[Entries with figure data]
----

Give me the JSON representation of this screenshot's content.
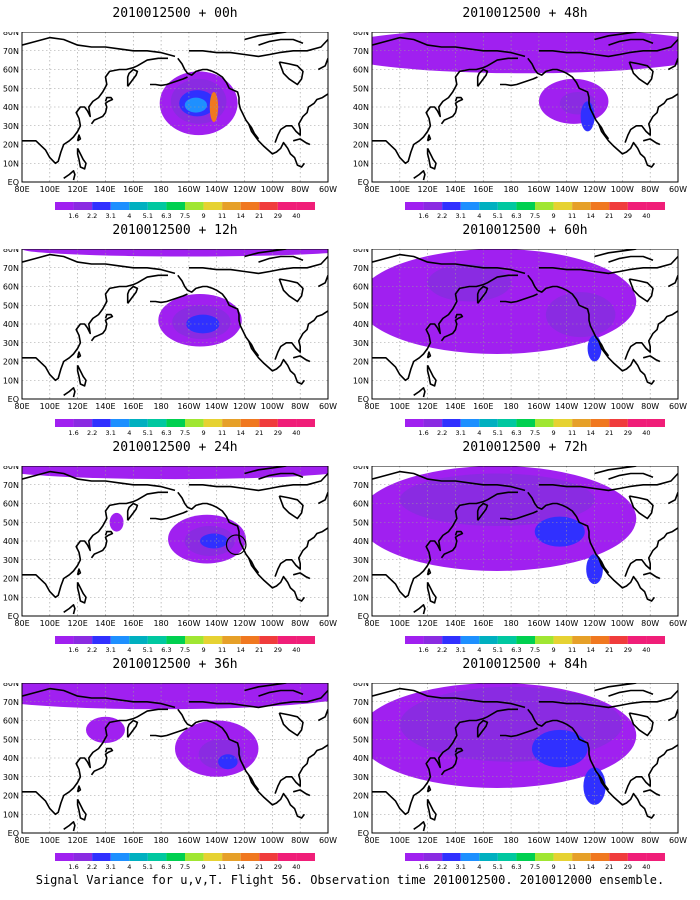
{
  "caption": "Signal Variance for u,v,T. Flight 56. Observation time 2010012500. 2010012000 ensemble.",
  "colors": {
    "levels_palette": [
      "#a020f0",
      "#8a2be2",
      "#3030ff",
      "#1e90ff",
      "#00b0c0",
      "#00c8a0",
      "#00d050",
      "#a0e632",
      "#e6d232",
      "#e6a028",
      "#f07820",
      "#f03c3c",
      "#f01e78"
    ],
    "land": "#000000",
    "grid": "#9a9a9a"
  },
  "chart_data": [
    {
      "type": "heatmap",
      "title": "2010012500 + 00h",
      "lon_ticks": [
        "80E",
        "100E",
        "120E",
        "140E",
        "160E",
        "180",
        "160W",
        "140W",
        "120W",
        "100W",
        "80W",
        "60W"
      ],
      "lat_ticks": [
        "EQ",
        "10N",
        "20N",
        "30N",
        "40N",
        "50N",
        "60N",
        "70N",
        "80N"
      ],
      "colorbar_levels": [
        "1.6",
        "2.2",
        "3.1",
        "4",
        "5.1",
        "6.3",
        "7.5",
        "9",
        "11",
        "14",
        "21",
        "29",
        "40"
      ],
      "blobs": [
        {
          "lon": 207,
          "lat": 42,
          "rx": 28,
          "ry": 17,
          "level": 1
        },
        {
          "lon": 207,
          "lat": 43,
          "rx": 20,
          "ry": 12,
          "level": 2
        },
        {
          "lon": 206,
          "lat": 42,
          "rx": 13,
          "ry": 7,
          "level": 3
        },
        {
          "lon": 205,
          "lat": 41,
          "rx": 8,
          "ry": 4,
          "level": 4
        },
        {
          "lon": 218,
          "lat": 40,
          "rx": 3,
          "ry": 8,
          "level": 11
        }
      ]
    },
    {
      "type": "heatmap",
      "title": "2010012500 + 12h",
      "lon_ticks": [
        "80E",
        "100E",
        "120E",
        "140E",
        "160E",
        "180",
        "160W",
        "140W",
        "120W",
        "100W",
        "80W",
        "60W"
      ],
      "lat_ticks": [
        "EQ",
        "10N",
        "20N",
        "30N",
        "40N",
        "50N",
        "60N",
        "70N",
        "80N"
      ],
      "colorbar_levels": [
        "1.6",
        "2.2",
        "3.1",
        "4",
        "5.1",
        "6.3",
        "7.5",
        "9",
        "11",
        "14",
        "21",
        "29",
        "40"
      ],
      "blobs": [
        {
          "lon": 200,
          "lat": 80,
          "rx": 120,
          "ry": 4,
          "level": 1
        },
        {
          "lon": 208,
          "lat": 42,
          "rx": 30,
          "ry": 14,
          "level": 1
        },
        {
          "lon": 209,
          "lat": 41,
          "rx": 21,
          "ry": 9,
          "level": 2
        },
        {
          "lon": 210,
          "lat": 40,
          "rx": 12,
          "ry": 5,
          "level": 3
        }
      ]
    },
    {
      "type": "heatmap",
      "title": "2010012500 + 24h",
      "lon_ticks": [
        "80E",
        "100E",
        "120E",
        "140E",
        "160E",
        "180",
        "160W",
        "140W",
        "120W",
        "100W",
        "80W",
        "60W"
      ],
      "lat_ticks": [
        "EQ",
        "10N",
        "20N",
        "30N",
        "40N",
        "50N",
        "60N",
        "70N",
        "80N"
      ],
      "colorbar_levels": [
        "1.6",
        "2.2",
        "3.1",
        "4",
        "5.1",
        "6.3",
        "7.5",
        "9",
        "11",
        "14",
        "21",
        "29",
        "40"
      ],
      "blobs": [
        {
          "lon": 190,
          "lat": 79,
          "rx": 130,
          "ry": 6,
          "level": 1
        },
        {
          "lon": 148,
          "lat": 50,
          "rx": 5,
          "ry": 5,
          "level": 1
        },
        {
          "lon": 213,
          "lat": 41,
          "rx": 28,
          "ry": 13,
          "level": 1
        },
        {
          "lon": 215,
          "lat": 40,
          "rx": 18,
          "ry": 8,
          "level": 2
        },
        {
          "lon": 218,
          "lat": 40,
          "rx": 10,
          "ry": 4,
          "level": 3
        }
      ],
      "annotation": {
        "shape": "circle",
        "lon": 234,
        "lat": 38,
        "r": 7
      }
    },
    {
      "type": "heatmap",
      "title": "2010012500 + 36h",
      "lon_ticks": [
        "80E",
        "100E",
        "120E",
        "140E",
        "160E",
        "180",
        "160W",
        "140W",
        "120W",
        "100W",
        "80W",
        "60W"
      ],
      "lat_ticks": [
        "EQ",
        "10N",
        "20N",
        "30N",
        "40N",
        "50N",
        "60N",
        "70N",
        "80N"
      ],
      "colorbar_levels": [
        "1.6",
        "2.2",
        "3.1",
        "4",
        "5.1",
        "6.3",
        "7.5",
        "9",
        "11",
        "14",
        "21",
        "29",
        "40"
      ],
      "blobs": [
        {
          "lon": 180,
          "lat": 75,
          "rx": 140,
          "ry": 9,
          "level": 1
        },
        {
          "lon": 140,
          "lat": 55,
          "rx": 14,
          "ry": 7,
          "level": 1
        },
        {
          "lon": 220,
          "lat": 45,
          "rx": 30,
          "ry": 15,
          "level": 1
        },
        {
          "lon": 223,
          "lat": 42,
          "rx": 16,
          "ry": 8,
          "level": 2
        },
        {
          "lon": 228,
          "lat": 38,
          "rx": 7,
          "ry": 4,
          "level": 3
        }
      ]
    },
    {
      "type": "heatmap",
      "title": "2010012500 + 48h",
      "lon_ticks": [
        "80E",
        "100E",
        "120E",
        "140E",
        "160E",
        "180",
        "160W",
        "140W",
        "120W",
        "100W",
        "80W",
        "60W"
      ],
      "lat_ticks": [
        "EQ",
        "10N",
        "20N",
        "30N",
        "40N",
        "50N",
        "60N",
        "70N",
        "80N"
      ],
      "colorbar_levels": [
        "1.6",
        "2.2",
        "3.1",
        "4",
        "5.1",
        "6.3",
        "7.5",
        "9",
        "11",
        "14",
        "21",
        "29",
        "40"
      ],
      "blobs": [
        {
          "lon": 190,
          "lat": 70,
          "rx": 140,
          "ry": 12,
          "level": 1
        },
        {
          "lon": 225,
          "lat": 43,
          "rx": 25,
          "ry": 12,
          "level": 1
        },
        {
          "lon": 228,
          "lat": 42,
          "rx": 13,
          "ry": 6,
          "level": 2
        },
        {
          "lon": 235,
          "lat": 35,
          "rx": 5,
          "ry": 8,
          "level": 3
        }
      ]
    },
    {
      "type": "heatmap",
      "title": "2010012500 + 60h",
      "lon_ticks": [
        "80E",
        "100E",
        "120E",
        "140E",
        "160E",
        "180",
        "160W",
        "140W",
        "120W",
        "100W",
        "80W",
        "60W"
      ],
      "lat_ticks": [
        "EQ",
        "10N",
        "20N",
        "30N",
        "40N",
        "50N",
        "60N",
        "70N",
        "80N"
      ],
      "colorbar_levels": [
        "1.6",
        "2.2",
        "3.1",
        "4",
        "5.1",
        "6.3",
        "7.5",
        "9",
        "11",
        "14",
        "21",
        "29",
        "40"
      ],
      "blobs": [
        {
          "lon": 170,
          "lat": 52,
          "rx": 100,
          "ry": 28,
          "level": 1
        },
        {
          "lon": 150,
          "lat": 62,
          "rx": 30,
          "ry": 10,
          "level": 2
        },
        {
          "lon": 230,
          "lat": 45,
          "rx": 25,
          "ry": 12,
          "level": 2
        },
        {
          "lon": 240,
          "lat": 27,
          "rx": 5,
          "ry": 7,
          "level": 3
        }
      ]
    },
    {
      "type": "heatmap",
      "title": "2010012500 + 72h",
      "lon_ticks": [
        "80E",
        "100E",
        "120E",
        "140E",
        "160E",
        "180",
        "160W",
        "140W",
        "120W",
        "100W",
        "80W",
        "60W"
      ],
      "lat_ticks": [
        "EQ",
        "10N",
        "20N",
        "30N",
        "40N",
        "50N",
        "60N",
        "70N",
        "80N"
      ],
      "colorbar_levels": [
        "1.6",
        "2.2",
        "3.1",
        "4",
        "5.1",
        "6.3",
        "7.5",
        "9",
        "11",
        "14",
        "21",
        "29",
        "40"
      ],
      "blobs": [
        {
          "lon": 170,
          "lat": 52,
          "rx": 100,
          "ry": 28,
          "level": 1
        },
        {
          "lon": 170,
          "lat": 62,
          "rx": 70,
          "ry": 14,
          "level": 2
        },
        {
          "lon": 215,
          "lat": 45,
          "rx": 18,
          "ry": 8,
          "level": 3
        },
        {
          "lon": 240,
          "lat": 25,
          "rx": 6,
          "ry": 8,
          "level": 3
        }
      ]
    },
    {
      "type": "heatmap",
      "title": "2010012500 + 84h",
      "lon_ticks": [
        "80E",
        "100E",
        "120E",
        "140E",
        "160E",
        "180",
        "160W",
        "140W",
        "120W",
        "100W",
        "80W",
        "60W"
      ],
      "lat_ticks": [
        "EQ",
        "10N",
        "20N",
        "30N",
        "40N",
        "50N",
        "60N",
        "70N",
        "80N"
      ],
      "colorbar_levels": [
        "1.6",
        "2.2",
        "3.1",
        "4",
        "5.1",
        "6.3",
        "7.5",
        "9",
        "11",
        "14",
        "21",
        "29",
        "40"
      ],
      "blobs": [
        {
          "lon": 170,
          "lat": 52,
          "rx": 100,
          "ry": 28,
          "level": 1
        },
        {
          "lon": 180,
          "lat": 58,
          "rx": 80,
          "ry": 20,
          "level": 2
        },
        {
          "lon": 215,
          "lat": 45,
          "rx": 20,
          "ry": 10,
          "level": 3
        },
        {
          "lon": 240,
          "lat": 25,
          "rx": 8,
          "ry": 10,
          "level": 3
        }
      ]
    }
  ]
}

----

**Objective**
Count how many lines hold the string "title" and give that number alone.

**Solution to the exercise**
8